SET PROBLEM: Write the material out again in full, exactly.

DATA:
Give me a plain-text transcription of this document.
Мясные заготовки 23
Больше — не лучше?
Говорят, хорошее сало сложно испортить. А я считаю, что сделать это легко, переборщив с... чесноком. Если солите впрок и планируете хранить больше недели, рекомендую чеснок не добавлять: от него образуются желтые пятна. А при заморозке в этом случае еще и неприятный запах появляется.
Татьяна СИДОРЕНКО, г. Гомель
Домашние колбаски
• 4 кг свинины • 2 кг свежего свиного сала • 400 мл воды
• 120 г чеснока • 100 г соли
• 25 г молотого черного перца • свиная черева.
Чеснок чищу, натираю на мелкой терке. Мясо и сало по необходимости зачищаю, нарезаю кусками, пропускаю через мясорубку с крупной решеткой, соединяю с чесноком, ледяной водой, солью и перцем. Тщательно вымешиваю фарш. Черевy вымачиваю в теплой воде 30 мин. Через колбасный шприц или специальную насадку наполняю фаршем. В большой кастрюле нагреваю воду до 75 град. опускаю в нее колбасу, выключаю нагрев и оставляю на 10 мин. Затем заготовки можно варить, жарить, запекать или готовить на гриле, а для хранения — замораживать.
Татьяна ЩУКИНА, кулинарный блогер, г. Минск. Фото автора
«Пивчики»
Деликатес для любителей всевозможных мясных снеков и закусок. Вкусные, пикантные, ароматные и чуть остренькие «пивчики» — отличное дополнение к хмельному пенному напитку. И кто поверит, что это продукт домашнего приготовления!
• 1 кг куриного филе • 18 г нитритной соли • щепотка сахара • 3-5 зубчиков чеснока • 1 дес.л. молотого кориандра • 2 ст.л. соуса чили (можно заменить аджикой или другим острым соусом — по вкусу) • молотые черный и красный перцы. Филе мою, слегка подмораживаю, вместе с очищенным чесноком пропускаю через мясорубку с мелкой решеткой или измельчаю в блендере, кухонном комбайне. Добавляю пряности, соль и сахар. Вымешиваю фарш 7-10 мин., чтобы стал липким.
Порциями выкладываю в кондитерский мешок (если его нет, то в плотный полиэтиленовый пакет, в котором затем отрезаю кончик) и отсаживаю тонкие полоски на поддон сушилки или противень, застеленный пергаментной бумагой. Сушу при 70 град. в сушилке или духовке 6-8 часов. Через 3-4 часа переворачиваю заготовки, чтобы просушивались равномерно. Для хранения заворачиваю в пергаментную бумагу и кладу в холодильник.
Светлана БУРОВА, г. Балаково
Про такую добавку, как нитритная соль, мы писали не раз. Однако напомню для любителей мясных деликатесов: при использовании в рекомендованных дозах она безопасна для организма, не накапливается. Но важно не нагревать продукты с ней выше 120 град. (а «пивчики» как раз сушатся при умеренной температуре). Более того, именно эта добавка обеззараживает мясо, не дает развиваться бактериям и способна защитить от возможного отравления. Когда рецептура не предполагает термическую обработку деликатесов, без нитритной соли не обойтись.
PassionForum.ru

ANSWER BELOW:
Give me a plain-text transcription of this document.
Мясные заготовки 23
Больше — не лучше?
Говорят, хорошее сало сложно испортить. А я считаю, что сделать это легко, переборщив с... чесноком. Если солите впрок и планируете хранить больше недели, рекомендую чеснок не добавлять: от него образуются желтые пятна. А при заморозке в этом случае еще и неприятный запах появляется.
Татьяна СИДОРЕНКО, г. Гомель
Домашние колбаски
• 4 кг свинины • 2 кг свежего свиного сала • 400 мл воды
• 120 г чеснока • 100 г соли
• 25 г молотого черного перца • свиная черева.
Чеснок чищу, натираю на мелкой терке. Мясо и сало по необходимости зачищаю, нарезаю кусками, пропускаю через мясорубку с крупной решеткой, соединяю с чесноком, ледяной водой, солью и перцем. Тщательно вымешиваю фарш. Черевy вымачиваю в теплой воде 30 мин. Через колбасный шприц или специальную насадку наполняю фаршем. В большой кастрюле нагреваю воду до 75 град. опускаю в нее колбасу, выключаю нагрев и оставляю на 10 мин. Затем заготовки можно варить, жарить, запекать или готовить на гриле, а для хранения — замораживать.
Татьяна ЩУКИНА, кулинарный блогер, г. Минск. Фото автора
«Пивчики»
Деликатес для любителей всевозможных мясных снеков и закусок. Вкусные, пикантные, ароматные и чуть остренькие «пивчики» — отличное дополнение к хмельному пенному напитку. И кто поверит, что это продукт домашнего приготовления!
• 1 кг куриного филе • 18 г нитритной соли • щепотка сахара • 3-5 зубчиков чеснока • 1 дес.л. молотого кориандра • 2 ст.л. соуса чили (можно заменить аджикой или другим острым соусом — по вкусу) • молотые черный и красный перцы. Филе мою, слегка подмораживаю, вместе с очищенным чесноком пропускаю через мясорубку с мелкой решеткой или измельчаю в блендере, кухонном комбайне. Добавляю пряности, соль и сахар. Вымешиваю фарш 7-10 мин., чтобы стал липким.
Порциями выкладываю в кондитерский мешок (если его нет, то в плотный полиэтиленовый пакет, в котором затем отрезаю кончик) и отсаживаю тонкие полоски на поддон сушилки или противень, застеленный пергаментной бумагой. Сушу при 70 град. в сушилке или духовке 6-8 часов. Через 3-4 часа переворачиваю заготовки, чтобы просушивались равномерно. Для хранения заворачиваю в пергаментную бумагу и кладу в холодильник.
Светлана БУРОВА, г. Балаково
Про такую добавку, как нитритная соль, мы писали не раз. Однако напомню для любителей мясных деликатесов: при использовании в рекомендованных дозах она безопасна для организма, не накапливается. Но важно не нагревать продукты с ней выше 120 град. (а «пивчики» как раз сушатся при умеренной температуре). Более того, именно эта добавка обеззараживает мясо, не дает развиваться бактериям и способна защитить от возможного отравления. Когда рецептура не предполагает термическую обработку деликатесов, без нитритной соли не обойтись.
PassionForum.ru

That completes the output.